Thursday June 25 and July 3 | 6 - 8 PM | *choose: $20 | $30 | $40
Join Teaching Fellow and award-winning cartoonist Sally Pirie as we learn how to turn our own small-moment stories into beautiful mini-magazines (or, “zines’). Zines are the ultimate multi-media experience: In this class we will experiment with words and pictures as we learn and practice the basics of visual storytelling, comic art, and beginning paper bookmaking. Together, we will learn how to make three different types of zines --with lots of variations, tips, tricks, bells, and whistles along the way. This is a class for all levels, from people who have never drawn anything before to those who feel confident in their drawing abilities. Everyone will leave class with at least three completed zines of their own, ready to share! Advance registration is required.
Location: Main Campus. Look for Craigardan Event sign at the end of Main Campus driveway (two “doors” west of the farm store, towards Keene). Google Maps Link
PLEASE REGISTER
*PROGRAM FEE STRUCTURE
While many of our programs are free, we also offer classes and events with a fee. There are three prices to choose from on a sliding scale:
subsidized $20 | regular fee $30 | help others $40
Upon registration, we trust you to choose the right fee that matches what you can afford. Do you need financial assistance? Can you pay the regular rate? Do you have the ability to pay a bit more and make funds available for others?

(EXERCISE DETAILS): Using the zine class listing, explain what choosing the $40 fee accomplishes. Answer in one to three sentences.

(GIVEN INFORMATION):
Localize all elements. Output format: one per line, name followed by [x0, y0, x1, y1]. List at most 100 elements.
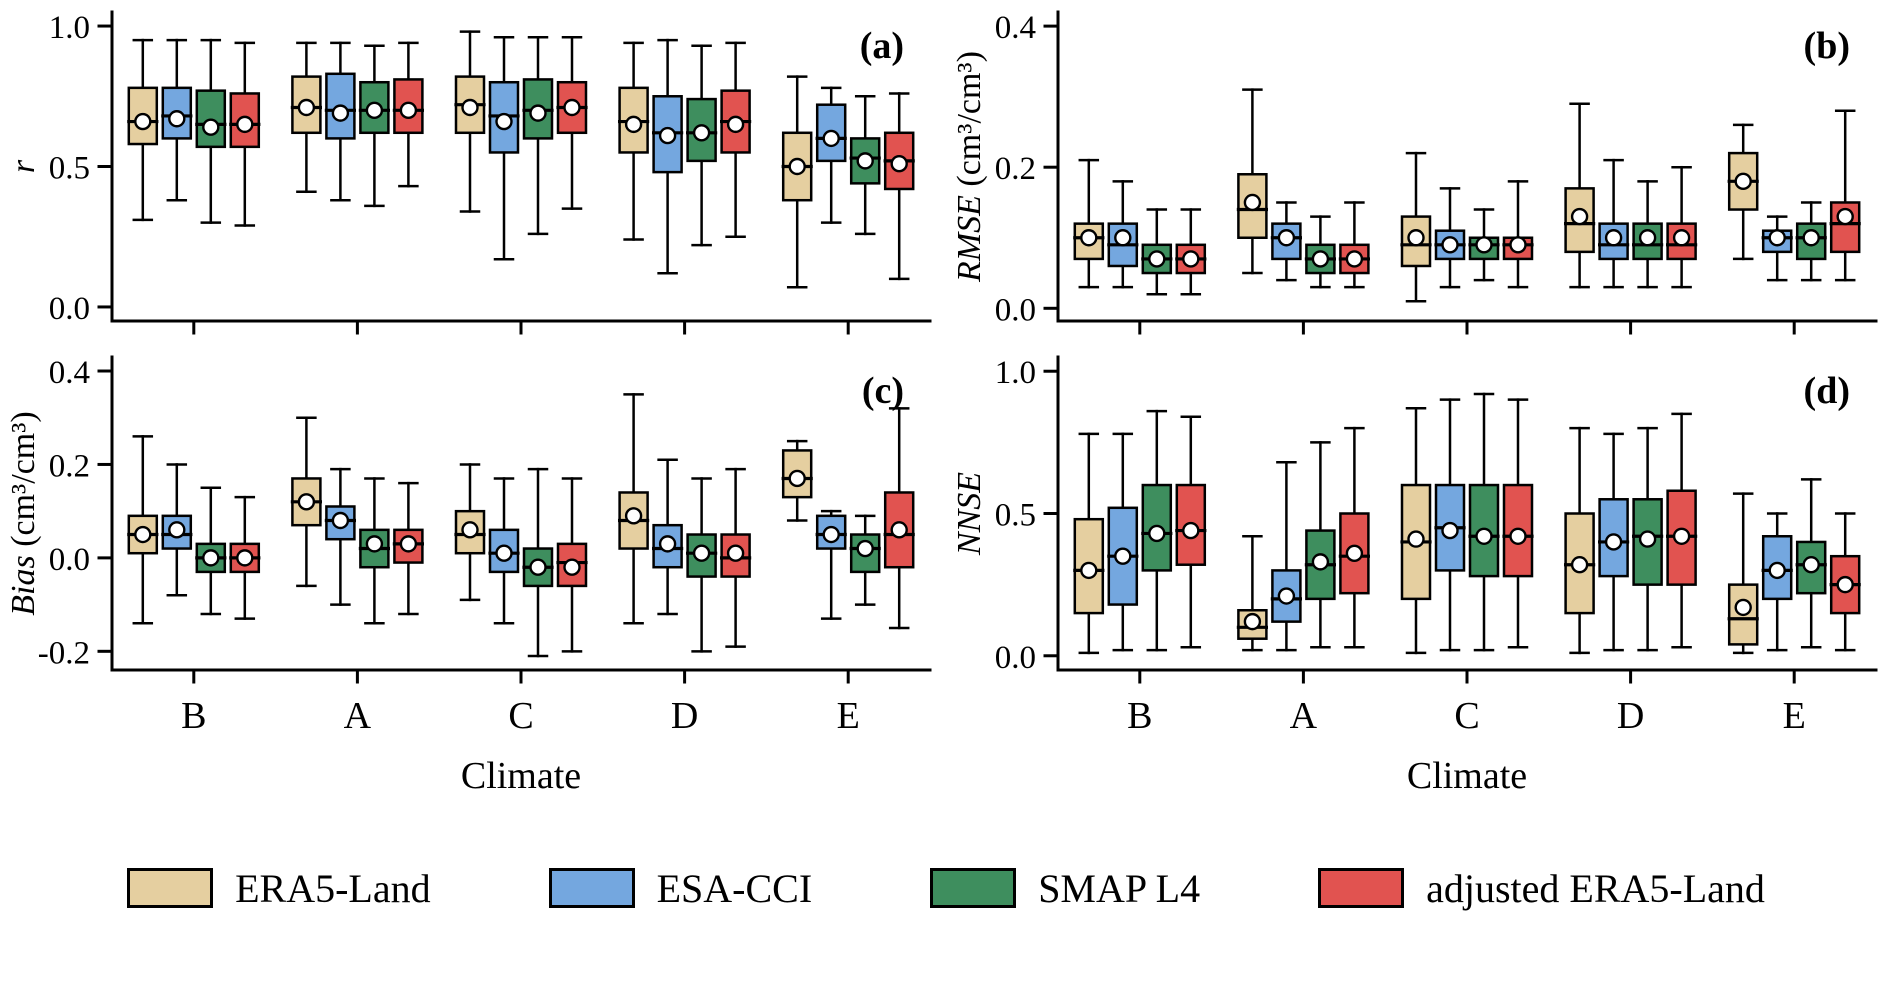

(TASK RESULT): The $40 "help others" fee is for people who can pay a bit more than the regular $30 rate. Paying it makes funds available for others.